Leave every picture out and write out the records below exactly.

[SUPPLIED MATERIAL]
──────────

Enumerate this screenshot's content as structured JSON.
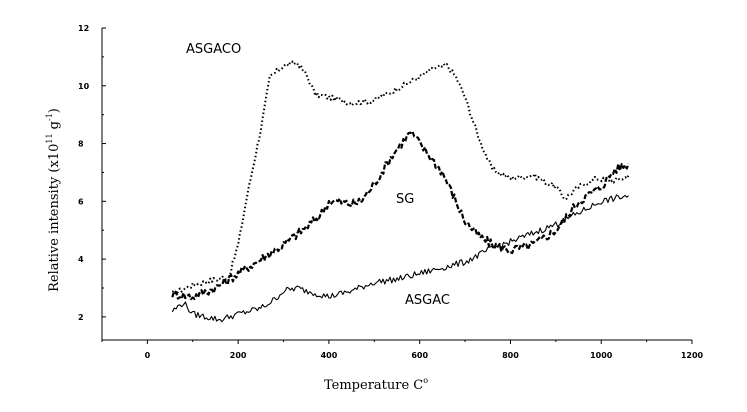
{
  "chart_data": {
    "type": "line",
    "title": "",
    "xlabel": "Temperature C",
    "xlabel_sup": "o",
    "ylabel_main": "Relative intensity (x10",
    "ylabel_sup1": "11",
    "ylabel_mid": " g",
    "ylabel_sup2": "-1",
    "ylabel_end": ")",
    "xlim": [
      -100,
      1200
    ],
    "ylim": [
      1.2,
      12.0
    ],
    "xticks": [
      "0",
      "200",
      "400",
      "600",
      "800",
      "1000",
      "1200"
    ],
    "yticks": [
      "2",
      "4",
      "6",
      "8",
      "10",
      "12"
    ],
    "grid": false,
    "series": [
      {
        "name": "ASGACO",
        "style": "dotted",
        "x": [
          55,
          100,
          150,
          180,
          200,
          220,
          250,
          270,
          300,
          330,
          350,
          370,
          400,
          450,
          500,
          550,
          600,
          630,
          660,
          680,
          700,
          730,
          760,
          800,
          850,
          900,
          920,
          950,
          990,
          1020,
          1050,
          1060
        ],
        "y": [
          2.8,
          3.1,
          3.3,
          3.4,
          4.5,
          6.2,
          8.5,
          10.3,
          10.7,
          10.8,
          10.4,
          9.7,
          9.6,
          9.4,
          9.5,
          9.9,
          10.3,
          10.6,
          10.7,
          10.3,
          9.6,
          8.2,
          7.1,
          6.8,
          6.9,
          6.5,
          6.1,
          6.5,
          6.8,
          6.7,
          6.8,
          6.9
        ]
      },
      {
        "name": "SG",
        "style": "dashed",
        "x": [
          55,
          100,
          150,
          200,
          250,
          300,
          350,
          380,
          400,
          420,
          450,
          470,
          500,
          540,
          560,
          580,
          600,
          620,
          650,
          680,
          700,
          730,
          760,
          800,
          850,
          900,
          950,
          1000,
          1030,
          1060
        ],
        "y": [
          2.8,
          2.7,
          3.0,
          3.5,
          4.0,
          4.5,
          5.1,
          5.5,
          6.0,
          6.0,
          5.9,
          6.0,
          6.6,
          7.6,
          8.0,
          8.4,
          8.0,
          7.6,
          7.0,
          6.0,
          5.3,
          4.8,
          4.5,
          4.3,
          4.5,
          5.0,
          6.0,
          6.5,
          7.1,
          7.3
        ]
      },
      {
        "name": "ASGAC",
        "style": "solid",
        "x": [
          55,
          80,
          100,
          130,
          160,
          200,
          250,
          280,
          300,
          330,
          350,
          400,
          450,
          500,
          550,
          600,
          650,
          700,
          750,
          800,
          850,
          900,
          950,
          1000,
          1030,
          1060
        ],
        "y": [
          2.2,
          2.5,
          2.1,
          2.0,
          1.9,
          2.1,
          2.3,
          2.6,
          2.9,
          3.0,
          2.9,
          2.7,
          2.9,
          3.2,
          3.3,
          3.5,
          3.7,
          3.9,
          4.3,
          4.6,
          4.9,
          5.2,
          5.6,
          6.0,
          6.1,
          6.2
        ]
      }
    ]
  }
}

──────────

[COMPLETE RESPONSE]
Enumerate this screenshot's content as structured JSON.
{
  "chart_data": {
    "type": "line",
    "title": "",
    "xlabel": "Temperature C",
    "xlabel_sup": "o",
    "ylabel_main": "Relative intensity (x10",
    "ylabel_sup1": "11",
    "ylabel_mid": " g",
    "ylabel_sup2": "-1",
    "ylabel_end": ")",
    "xlim": [
      -100,
      1200
    ],
    "ylim": [
      1.2,
      12.0
    ],
    "xticks": [
      "0",
      "200",
      "400",
      "600",
      "800",
      "1000",
      "1200"
    ],
    "yticks": [
      "2",
      "4",
      "6",
      "8",
      "10",
      "12"
    ],
    "grid": false,
    "series": [
      {
        "name": "ASGACO",
        "style": "dotted",
        "x": [
          55,
          100,
          150,
          180,
          200,
          220,
          250,
          270,
          300,
          330,
          350,
          370,
          400,
          450,
          500,
          550,
          600,
          630,
          660,
          680,
          700,
          730,
          760,
          800,
          850,
          900,
          920,
          950,
          990,
          1020,
          1050,
          1060
        ],
        "y": [
          2.8,
          3.1,
          3.3,
          3.4,
          4.5,
          6.2,
          8.5,
          10.3,
          10.7,
          10.8,
          10.4,
          9.7,
          9.6,
          9.4,
          9.5,
          9.9,
          10.3,
          10.6,
          10.7,
          10.3,
          9.6,
          8.2,
          7.1,
          6.8,
          6.9,
          6.5,
          6.1,
          6.5,
          6.8,
          6.7,
          6.8,
          6.9
        ]
      },
      {
        "name": "SG",
        "style": "dashed",
        "x": [
          55,
          100,
          150,
          200,
          250,
          300,
          350,
          380,
          400,
          420,
          450,
          470,
          500,
          540,
          560,
          580,
          600,
          620,
          650,
          680,
          700,
          730,
          760,
          800,
          850,
          900,
          950,
          1000,
          1030,
          1060
        ],
        "y": [
          2.8,
          2.7,
          3.0,
          3.5,
          4.0,
          4.5,
          5.1,
          5.5,
          6.0,
          6.0,
          5.9,
          6.0,
          6.6,
          7.6,
          8.0,
          8.4,
          8.0,
          7.6,
          7.0,
          6.0,
          5.3,
          4.8,
          4.5,
          4.3,
          4.5,
          5.0,
          6.0,
          6.5,
          7.1,
          7.3
        ]
      },
      {
        "name": "ASGAC",
        "style": "solid",
        "x": [
          55,
          80,
          100,
          130,
          160,
          200,
          250,
          280,
          300,
          330,
          350,
          400,
          450,
          500,
          550,
          600,
          650,
          700,
          750,
          800,
          850,
          900,
          950,
          1000,
          1030,
          1060
        ],
        "y": [
          2.2,
          2.5,
          2.1,
          2.0,
          1.9,
          2.1,
          2.3,
          2.6,
          2.9,
          3.0,
          2.9,
          2.7,
          2.9,
          3.2,
          3.3,
          3.5,
          3.7,
          3.9,
          4.3,
          4.6,
          4.9,
          5.2,
          5.6,
          6.0,
          6.1,
          6.2
        ]
      }
    ]
  }
}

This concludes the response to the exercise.